(Set exercise):
Gather each line of the entries below that includes "every".

## START Dataset

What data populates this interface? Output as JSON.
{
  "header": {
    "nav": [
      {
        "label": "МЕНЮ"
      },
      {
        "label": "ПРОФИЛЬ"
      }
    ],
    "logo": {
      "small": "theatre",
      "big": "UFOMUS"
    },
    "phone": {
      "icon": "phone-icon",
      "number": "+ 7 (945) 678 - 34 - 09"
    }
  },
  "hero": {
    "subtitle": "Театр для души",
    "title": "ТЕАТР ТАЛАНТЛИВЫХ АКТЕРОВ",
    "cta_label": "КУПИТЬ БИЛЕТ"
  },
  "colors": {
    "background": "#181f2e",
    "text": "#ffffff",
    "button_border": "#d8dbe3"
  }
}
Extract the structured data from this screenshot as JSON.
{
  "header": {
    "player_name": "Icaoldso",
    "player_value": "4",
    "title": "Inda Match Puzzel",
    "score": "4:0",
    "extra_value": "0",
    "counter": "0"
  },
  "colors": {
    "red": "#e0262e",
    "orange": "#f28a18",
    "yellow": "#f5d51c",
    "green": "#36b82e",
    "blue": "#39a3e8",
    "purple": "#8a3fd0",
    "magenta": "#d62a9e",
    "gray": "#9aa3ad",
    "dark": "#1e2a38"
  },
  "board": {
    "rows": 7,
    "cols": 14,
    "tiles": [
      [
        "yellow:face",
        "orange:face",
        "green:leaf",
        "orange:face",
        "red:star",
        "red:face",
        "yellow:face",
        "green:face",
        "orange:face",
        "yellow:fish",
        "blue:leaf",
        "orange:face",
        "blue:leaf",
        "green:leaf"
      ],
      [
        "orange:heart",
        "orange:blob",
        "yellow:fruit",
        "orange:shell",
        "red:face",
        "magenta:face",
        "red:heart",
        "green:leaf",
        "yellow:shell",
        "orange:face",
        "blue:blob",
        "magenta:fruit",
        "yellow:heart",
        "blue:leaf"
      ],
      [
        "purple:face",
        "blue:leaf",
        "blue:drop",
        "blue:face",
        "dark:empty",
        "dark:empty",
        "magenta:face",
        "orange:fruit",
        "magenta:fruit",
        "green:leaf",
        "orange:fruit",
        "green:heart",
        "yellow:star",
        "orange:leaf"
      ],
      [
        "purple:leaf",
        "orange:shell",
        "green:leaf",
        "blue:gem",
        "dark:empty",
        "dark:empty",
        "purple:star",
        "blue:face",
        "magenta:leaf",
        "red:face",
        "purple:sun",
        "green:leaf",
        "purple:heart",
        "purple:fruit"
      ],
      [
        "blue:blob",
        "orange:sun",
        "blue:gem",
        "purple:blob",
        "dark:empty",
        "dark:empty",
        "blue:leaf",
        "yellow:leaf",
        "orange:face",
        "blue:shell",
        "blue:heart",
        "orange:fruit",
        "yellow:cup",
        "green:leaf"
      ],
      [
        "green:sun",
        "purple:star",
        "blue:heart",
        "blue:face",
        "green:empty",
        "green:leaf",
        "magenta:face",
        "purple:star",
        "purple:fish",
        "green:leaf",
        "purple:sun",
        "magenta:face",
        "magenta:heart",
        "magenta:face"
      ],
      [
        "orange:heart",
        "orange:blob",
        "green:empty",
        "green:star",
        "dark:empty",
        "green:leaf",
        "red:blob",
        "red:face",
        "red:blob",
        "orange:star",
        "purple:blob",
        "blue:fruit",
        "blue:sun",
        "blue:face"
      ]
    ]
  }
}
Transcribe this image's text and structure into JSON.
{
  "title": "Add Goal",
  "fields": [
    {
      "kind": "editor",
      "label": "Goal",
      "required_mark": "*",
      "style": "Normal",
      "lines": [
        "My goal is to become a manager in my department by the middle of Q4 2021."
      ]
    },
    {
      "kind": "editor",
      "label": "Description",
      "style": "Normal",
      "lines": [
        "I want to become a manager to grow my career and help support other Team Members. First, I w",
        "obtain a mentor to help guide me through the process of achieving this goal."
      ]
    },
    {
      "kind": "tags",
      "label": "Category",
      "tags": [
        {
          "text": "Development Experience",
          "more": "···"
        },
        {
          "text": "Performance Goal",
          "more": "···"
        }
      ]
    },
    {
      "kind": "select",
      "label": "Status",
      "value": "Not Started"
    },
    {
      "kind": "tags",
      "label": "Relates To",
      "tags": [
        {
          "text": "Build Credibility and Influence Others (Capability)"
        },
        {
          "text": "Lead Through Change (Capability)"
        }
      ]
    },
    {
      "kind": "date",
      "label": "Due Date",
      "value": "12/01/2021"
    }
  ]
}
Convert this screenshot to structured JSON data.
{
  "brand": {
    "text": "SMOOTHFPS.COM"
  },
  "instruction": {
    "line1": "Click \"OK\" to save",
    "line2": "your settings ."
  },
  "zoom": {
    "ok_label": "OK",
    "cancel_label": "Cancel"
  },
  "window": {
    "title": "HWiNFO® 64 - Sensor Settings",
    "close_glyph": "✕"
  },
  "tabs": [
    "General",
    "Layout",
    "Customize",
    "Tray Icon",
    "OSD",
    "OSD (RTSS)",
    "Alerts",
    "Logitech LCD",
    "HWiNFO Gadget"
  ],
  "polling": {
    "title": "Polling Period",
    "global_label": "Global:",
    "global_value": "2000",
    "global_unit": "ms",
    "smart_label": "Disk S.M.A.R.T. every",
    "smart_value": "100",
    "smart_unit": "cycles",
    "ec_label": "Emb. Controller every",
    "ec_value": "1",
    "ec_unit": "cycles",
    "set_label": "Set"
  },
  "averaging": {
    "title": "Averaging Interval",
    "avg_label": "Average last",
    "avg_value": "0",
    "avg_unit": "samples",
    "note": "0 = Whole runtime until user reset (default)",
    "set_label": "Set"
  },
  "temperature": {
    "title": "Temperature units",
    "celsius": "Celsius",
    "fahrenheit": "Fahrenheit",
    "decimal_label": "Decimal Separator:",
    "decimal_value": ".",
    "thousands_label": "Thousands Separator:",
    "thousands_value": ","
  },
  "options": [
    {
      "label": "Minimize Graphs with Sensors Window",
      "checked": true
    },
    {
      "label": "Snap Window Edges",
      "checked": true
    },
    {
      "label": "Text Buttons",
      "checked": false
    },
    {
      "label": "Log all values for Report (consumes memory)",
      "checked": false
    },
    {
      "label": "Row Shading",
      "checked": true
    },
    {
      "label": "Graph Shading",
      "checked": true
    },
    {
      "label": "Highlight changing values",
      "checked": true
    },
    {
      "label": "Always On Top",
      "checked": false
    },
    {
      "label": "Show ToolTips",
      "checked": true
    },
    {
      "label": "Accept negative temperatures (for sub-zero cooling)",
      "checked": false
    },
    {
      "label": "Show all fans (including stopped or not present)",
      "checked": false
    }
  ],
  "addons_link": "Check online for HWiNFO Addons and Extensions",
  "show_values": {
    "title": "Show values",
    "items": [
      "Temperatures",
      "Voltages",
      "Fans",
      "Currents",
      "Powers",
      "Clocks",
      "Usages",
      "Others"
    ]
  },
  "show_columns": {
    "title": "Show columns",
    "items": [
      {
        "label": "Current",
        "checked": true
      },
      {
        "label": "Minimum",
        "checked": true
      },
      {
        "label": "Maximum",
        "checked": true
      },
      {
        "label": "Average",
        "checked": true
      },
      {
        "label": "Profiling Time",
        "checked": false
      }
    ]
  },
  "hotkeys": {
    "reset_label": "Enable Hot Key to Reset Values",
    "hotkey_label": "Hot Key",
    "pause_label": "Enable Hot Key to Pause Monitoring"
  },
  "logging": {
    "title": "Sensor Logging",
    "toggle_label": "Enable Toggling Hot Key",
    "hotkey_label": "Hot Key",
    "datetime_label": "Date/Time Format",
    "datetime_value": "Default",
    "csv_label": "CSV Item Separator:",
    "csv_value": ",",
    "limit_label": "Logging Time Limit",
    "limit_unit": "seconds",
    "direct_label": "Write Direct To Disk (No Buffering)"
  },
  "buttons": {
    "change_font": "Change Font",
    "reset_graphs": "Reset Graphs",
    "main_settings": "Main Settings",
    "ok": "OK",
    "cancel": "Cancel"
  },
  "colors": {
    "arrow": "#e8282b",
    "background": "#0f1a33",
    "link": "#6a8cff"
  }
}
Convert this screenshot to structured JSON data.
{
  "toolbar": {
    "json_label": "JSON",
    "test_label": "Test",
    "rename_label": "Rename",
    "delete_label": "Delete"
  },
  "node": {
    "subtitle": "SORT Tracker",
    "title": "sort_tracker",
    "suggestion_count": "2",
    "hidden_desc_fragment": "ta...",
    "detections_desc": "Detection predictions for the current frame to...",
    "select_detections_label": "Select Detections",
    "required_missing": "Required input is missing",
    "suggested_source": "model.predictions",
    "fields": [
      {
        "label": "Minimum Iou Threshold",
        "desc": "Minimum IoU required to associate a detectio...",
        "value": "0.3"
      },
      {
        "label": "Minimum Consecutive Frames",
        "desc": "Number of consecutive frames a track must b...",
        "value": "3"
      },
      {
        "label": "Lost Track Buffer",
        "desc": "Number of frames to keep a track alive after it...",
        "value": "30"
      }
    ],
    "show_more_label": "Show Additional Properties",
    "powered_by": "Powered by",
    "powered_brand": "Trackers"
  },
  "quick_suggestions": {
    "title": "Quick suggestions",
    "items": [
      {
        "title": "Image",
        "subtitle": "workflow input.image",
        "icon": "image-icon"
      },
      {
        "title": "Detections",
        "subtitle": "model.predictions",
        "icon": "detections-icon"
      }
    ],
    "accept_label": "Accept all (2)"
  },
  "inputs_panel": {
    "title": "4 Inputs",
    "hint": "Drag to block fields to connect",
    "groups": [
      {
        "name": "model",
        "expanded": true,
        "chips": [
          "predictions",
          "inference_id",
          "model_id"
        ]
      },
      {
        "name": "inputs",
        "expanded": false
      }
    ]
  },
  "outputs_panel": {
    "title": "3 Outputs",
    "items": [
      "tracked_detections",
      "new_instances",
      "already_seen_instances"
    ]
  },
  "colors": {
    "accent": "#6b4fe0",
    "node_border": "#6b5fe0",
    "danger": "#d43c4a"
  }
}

## END Dataset

(Output):
    "smart_label": "Disk S.M.A.R.T. every",
    "ec_label": "Emb. Controller every",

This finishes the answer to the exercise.